Among the entries, which lines carry the string "title"? Copy each of them.

*** Given records ***

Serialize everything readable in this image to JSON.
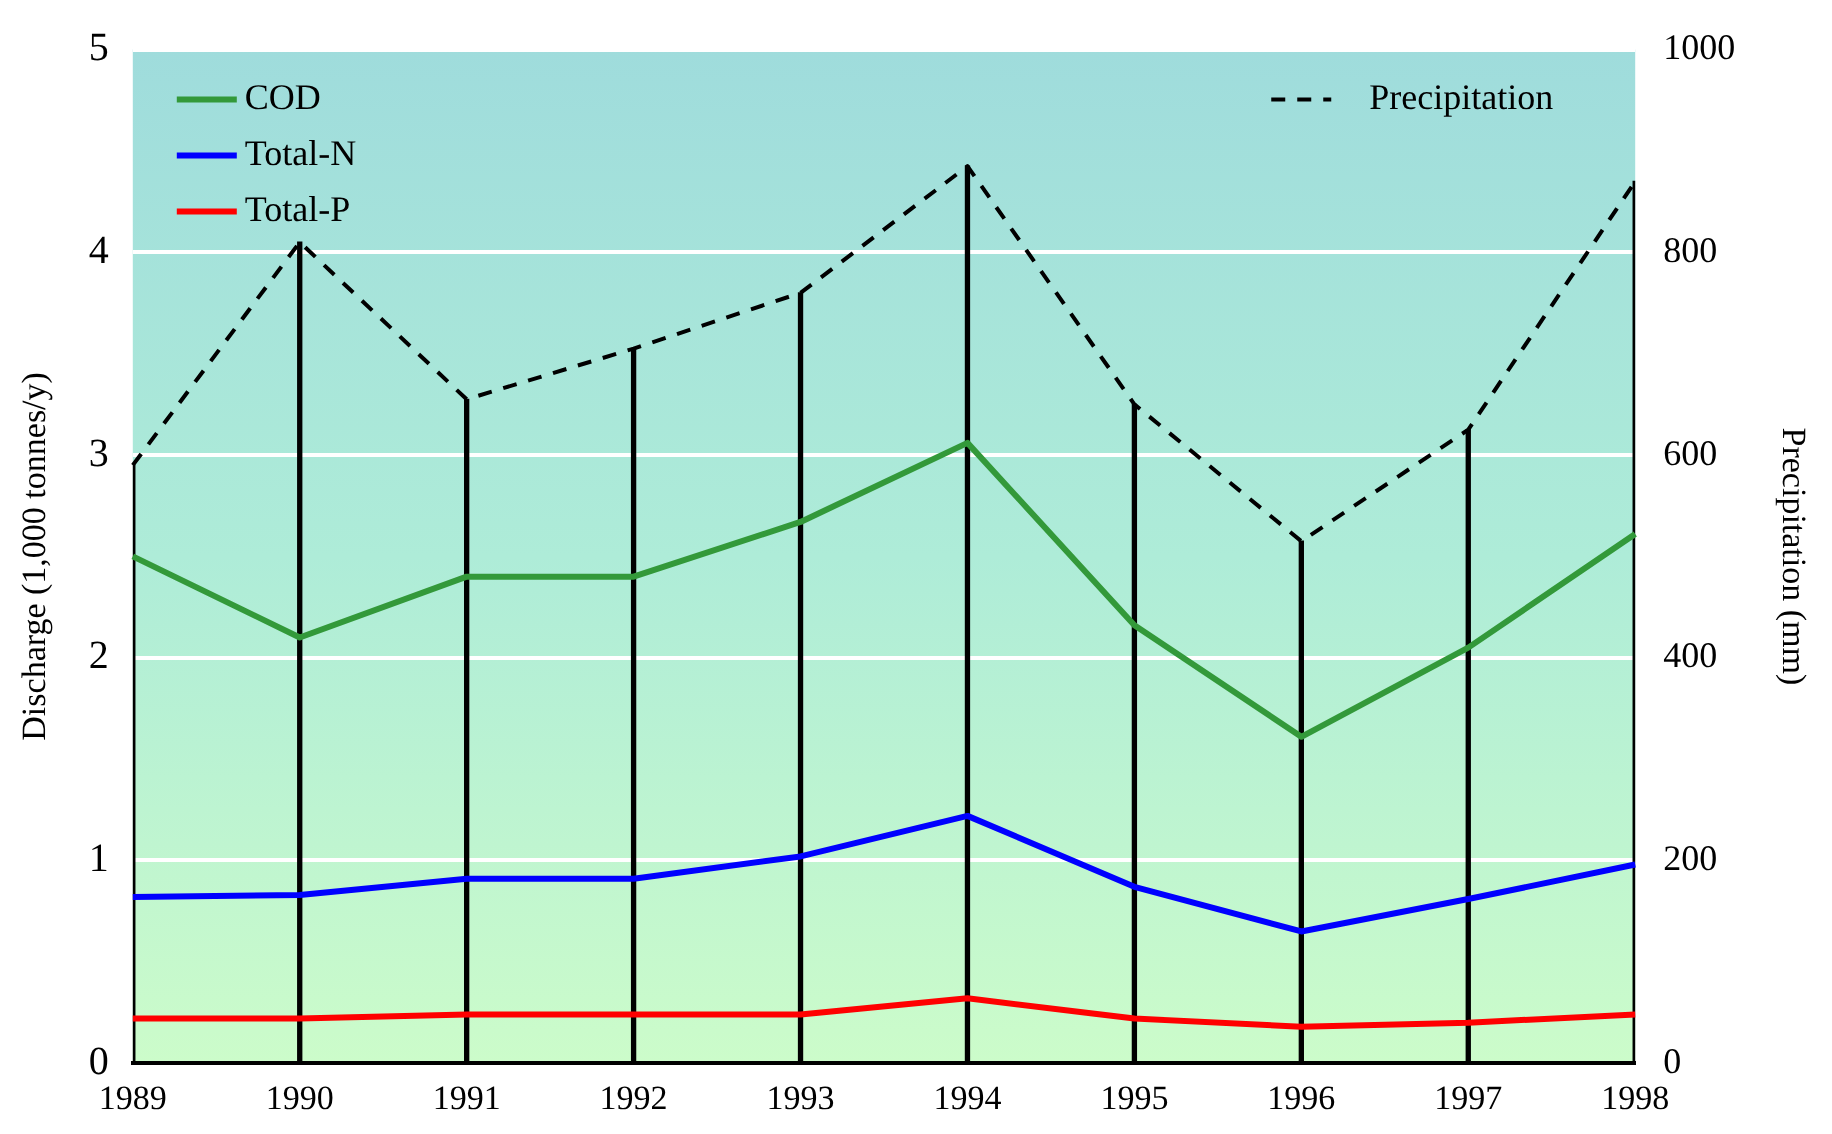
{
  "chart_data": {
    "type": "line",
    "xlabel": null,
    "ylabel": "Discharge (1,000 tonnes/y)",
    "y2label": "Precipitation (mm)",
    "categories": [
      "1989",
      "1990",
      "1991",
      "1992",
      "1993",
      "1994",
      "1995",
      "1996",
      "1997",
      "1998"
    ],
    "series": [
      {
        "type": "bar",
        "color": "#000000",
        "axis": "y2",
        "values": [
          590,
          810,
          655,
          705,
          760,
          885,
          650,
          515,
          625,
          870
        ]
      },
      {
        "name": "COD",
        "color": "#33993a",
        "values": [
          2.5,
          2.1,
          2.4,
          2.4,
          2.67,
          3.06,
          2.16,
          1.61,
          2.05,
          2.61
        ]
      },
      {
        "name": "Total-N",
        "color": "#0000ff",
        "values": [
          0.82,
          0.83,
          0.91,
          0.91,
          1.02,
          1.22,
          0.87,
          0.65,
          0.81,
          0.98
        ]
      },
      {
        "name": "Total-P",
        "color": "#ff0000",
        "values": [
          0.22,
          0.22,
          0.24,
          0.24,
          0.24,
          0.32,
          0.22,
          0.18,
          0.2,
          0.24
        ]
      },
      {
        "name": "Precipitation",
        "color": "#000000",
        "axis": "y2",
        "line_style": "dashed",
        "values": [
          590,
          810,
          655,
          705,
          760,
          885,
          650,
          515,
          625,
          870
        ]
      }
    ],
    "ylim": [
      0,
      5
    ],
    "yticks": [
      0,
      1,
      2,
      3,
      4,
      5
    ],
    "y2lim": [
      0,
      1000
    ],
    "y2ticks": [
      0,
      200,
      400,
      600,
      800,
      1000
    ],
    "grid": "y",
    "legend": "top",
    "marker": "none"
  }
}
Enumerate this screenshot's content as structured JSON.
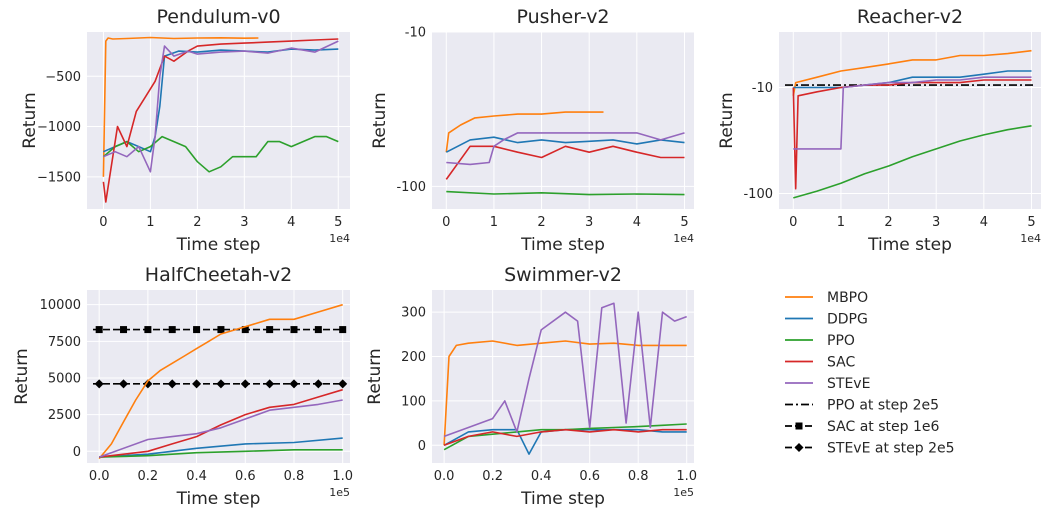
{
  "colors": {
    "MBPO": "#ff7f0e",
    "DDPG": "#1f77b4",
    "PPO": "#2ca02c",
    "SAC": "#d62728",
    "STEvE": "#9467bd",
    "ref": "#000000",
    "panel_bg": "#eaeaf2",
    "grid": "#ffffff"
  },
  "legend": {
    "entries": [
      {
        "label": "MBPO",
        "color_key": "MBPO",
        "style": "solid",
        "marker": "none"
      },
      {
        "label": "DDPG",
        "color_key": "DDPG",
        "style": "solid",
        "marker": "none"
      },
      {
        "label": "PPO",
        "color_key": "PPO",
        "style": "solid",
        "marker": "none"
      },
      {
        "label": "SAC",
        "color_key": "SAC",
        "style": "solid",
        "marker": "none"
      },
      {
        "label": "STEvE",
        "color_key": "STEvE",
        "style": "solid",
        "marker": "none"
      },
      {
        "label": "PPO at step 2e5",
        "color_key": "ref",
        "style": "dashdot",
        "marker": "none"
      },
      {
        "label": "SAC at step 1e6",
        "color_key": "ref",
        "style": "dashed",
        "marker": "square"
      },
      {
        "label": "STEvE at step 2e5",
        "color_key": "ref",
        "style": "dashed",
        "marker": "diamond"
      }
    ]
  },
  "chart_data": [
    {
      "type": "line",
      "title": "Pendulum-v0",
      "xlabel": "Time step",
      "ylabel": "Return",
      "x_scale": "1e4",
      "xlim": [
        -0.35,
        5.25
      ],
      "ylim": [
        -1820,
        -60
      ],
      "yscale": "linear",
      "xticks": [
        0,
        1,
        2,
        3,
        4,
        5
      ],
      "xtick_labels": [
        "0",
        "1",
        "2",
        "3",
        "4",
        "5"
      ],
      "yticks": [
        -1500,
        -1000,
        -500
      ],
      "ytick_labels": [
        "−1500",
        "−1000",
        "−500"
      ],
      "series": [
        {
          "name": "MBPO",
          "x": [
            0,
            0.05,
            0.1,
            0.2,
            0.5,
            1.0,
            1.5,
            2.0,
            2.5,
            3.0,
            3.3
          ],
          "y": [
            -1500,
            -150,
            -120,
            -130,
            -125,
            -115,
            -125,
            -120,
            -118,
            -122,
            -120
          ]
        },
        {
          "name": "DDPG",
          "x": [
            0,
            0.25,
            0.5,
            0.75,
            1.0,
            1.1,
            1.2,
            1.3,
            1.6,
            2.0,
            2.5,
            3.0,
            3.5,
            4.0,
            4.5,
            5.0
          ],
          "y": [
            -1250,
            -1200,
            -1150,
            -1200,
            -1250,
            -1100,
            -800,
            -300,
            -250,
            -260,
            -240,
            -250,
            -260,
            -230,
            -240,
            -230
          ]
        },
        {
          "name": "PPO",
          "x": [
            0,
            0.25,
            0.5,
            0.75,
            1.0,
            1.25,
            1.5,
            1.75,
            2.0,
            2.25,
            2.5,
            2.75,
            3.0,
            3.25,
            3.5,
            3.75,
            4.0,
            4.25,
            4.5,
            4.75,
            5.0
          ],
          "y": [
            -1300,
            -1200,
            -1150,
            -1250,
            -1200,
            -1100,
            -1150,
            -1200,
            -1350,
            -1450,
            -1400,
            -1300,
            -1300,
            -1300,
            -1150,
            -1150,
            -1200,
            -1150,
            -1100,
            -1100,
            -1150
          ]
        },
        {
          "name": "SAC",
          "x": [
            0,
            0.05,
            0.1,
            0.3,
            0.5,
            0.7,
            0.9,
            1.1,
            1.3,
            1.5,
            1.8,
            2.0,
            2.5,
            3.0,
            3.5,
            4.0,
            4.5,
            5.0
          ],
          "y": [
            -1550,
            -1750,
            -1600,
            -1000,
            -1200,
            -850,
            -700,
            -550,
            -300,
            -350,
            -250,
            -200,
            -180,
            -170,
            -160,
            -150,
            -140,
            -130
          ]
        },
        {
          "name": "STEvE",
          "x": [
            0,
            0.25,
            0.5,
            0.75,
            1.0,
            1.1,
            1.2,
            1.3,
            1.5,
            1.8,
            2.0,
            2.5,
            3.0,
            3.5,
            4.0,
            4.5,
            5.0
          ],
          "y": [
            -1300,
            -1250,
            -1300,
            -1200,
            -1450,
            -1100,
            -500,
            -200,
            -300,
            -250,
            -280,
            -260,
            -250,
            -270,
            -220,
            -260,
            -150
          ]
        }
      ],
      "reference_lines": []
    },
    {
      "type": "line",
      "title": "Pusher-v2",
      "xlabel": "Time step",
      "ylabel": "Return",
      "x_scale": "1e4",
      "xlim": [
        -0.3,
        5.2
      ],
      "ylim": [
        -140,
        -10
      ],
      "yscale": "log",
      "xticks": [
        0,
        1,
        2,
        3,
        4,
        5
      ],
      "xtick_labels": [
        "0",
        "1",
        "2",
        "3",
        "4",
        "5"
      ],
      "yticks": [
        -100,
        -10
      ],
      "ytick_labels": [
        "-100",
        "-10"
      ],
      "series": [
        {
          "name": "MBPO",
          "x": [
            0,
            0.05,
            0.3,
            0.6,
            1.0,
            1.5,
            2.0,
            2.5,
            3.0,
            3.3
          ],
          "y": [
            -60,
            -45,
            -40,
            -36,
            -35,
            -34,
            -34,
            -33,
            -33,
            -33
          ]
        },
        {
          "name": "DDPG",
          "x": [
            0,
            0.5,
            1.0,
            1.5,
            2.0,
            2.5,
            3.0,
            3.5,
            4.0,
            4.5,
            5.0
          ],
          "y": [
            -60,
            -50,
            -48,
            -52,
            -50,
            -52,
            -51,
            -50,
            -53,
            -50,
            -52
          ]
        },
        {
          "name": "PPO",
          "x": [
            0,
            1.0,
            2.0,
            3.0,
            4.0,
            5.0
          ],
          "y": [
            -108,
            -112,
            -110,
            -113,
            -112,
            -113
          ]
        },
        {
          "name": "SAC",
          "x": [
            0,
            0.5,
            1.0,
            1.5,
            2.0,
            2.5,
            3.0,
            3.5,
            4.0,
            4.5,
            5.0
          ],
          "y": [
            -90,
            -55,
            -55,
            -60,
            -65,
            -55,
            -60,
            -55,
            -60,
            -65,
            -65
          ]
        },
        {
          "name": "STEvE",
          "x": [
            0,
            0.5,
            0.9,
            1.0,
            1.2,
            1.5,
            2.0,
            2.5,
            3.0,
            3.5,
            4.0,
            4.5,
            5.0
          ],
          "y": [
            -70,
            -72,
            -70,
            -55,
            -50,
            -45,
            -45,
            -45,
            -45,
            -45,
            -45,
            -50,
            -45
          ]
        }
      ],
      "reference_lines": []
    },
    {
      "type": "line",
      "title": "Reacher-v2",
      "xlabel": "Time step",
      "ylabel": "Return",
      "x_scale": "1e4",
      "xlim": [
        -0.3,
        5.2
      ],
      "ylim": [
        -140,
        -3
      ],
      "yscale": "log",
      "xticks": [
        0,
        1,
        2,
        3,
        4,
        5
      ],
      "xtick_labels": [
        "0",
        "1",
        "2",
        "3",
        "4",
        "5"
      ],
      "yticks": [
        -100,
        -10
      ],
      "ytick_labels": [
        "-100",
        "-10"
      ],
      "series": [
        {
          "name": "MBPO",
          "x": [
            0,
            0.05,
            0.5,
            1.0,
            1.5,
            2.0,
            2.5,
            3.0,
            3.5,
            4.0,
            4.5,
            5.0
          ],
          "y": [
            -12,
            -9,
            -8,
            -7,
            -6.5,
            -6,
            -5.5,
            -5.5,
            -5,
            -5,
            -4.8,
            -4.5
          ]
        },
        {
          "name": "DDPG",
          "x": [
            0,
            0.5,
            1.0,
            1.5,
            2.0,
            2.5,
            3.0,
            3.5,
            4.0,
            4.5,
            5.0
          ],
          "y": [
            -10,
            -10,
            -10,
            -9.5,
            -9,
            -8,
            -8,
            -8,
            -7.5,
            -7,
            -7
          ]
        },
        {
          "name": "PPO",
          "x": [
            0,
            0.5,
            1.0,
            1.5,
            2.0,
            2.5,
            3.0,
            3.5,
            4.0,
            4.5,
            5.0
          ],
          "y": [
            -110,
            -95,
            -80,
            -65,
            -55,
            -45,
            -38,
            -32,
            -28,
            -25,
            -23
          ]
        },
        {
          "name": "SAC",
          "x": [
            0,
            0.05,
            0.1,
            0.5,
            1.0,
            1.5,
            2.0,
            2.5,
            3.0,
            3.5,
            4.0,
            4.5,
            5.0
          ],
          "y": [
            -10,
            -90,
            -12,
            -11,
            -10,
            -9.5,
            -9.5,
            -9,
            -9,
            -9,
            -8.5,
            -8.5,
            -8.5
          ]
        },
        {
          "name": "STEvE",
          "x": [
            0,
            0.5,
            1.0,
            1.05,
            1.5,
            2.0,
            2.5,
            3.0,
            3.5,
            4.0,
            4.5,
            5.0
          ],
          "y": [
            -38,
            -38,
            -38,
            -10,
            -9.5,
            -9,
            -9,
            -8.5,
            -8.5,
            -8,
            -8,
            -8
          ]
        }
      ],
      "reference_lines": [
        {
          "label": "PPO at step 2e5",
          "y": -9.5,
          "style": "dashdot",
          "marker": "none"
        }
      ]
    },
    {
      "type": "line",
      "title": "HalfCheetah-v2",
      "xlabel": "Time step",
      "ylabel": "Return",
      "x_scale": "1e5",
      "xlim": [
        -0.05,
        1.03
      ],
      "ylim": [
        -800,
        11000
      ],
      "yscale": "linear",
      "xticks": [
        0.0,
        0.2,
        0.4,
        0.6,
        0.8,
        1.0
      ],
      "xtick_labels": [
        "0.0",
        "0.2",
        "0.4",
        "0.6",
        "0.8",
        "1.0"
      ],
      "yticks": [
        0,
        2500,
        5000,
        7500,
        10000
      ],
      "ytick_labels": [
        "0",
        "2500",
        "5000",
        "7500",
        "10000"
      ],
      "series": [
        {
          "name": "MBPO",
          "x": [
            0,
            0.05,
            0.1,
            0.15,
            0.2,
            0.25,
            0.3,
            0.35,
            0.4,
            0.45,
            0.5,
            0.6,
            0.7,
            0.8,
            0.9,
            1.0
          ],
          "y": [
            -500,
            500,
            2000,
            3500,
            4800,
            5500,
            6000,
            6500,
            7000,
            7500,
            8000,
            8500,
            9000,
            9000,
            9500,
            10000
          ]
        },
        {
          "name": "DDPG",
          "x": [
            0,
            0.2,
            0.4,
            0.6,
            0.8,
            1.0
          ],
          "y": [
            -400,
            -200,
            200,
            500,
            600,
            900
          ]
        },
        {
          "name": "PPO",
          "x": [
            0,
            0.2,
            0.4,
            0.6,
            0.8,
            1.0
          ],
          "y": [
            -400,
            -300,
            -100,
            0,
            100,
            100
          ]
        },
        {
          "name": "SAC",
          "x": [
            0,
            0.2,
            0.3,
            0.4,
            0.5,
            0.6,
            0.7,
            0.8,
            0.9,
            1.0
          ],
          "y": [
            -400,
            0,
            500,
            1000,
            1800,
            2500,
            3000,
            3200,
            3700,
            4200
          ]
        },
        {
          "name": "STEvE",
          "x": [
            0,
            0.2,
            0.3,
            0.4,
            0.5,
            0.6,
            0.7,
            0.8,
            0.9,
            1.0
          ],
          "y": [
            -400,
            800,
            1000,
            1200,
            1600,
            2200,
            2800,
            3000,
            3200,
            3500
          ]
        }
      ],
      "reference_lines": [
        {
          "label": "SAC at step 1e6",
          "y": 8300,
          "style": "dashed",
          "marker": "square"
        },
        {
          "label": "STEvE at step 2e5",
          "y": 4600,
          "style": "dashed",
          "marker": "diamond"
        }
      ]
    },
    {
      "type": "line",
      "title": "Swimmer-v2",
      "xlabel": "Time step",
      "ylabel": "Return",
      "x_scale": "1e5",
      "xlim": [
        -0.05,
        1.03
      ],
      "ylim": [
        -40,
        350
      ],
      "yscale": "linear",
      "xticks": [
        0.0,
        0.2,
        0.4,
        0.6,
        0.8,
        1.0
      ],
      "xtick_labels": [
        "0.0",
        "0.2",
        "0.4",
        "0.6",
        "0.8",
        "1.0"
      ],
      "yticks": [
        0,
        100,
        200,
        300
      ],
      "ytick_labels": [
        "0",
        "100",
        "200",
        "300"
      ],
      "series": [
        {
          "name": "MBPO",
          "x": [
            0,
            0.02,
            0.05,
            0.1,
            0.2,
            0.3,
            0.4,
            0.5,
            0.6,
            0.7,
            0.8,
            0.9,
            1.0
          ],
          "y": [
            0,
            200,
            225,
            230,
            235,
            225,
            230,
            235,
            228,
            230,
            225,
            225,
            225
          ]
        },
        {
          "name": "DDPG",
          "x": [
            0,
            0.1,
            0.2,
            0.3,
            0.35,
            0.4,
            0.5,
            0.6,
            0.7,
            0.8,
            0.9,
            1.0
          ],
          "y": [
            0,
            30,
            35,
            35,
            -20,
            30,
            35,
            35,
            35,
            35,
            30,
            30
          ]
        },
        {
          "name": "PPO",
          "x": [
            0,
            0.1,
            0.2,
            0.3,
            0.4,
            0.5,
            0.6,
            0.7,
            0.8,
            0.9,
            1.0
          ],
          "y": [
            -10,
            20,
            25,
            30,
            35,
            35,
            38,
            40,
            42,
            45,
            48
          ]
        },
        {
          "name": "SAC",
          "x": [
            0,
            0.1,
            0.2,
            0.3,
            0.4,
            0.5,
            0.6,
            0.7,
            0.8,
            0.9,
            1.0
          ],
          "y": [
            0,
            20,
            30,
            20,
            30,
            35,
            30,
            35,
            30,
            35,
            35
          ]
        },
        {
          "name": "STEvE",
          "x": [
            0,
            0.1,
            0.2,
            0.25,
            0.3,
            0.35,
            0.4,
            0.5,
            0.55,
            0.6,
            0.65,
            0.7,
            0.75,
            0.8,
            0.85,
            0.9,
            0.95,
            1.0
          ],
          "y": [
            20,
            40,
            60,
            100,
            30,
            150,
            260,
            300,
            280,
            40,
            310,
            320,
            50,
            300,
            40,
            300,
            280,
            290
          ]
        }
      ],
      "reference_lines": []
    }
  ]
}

***

Task output
      "title": "Pendulum-v0",
      "title": "Pusher-v2",
      "title": "Reacher-v2",
      "title": "HalfCheetah-v2",
      "title": "Swimmer-v2",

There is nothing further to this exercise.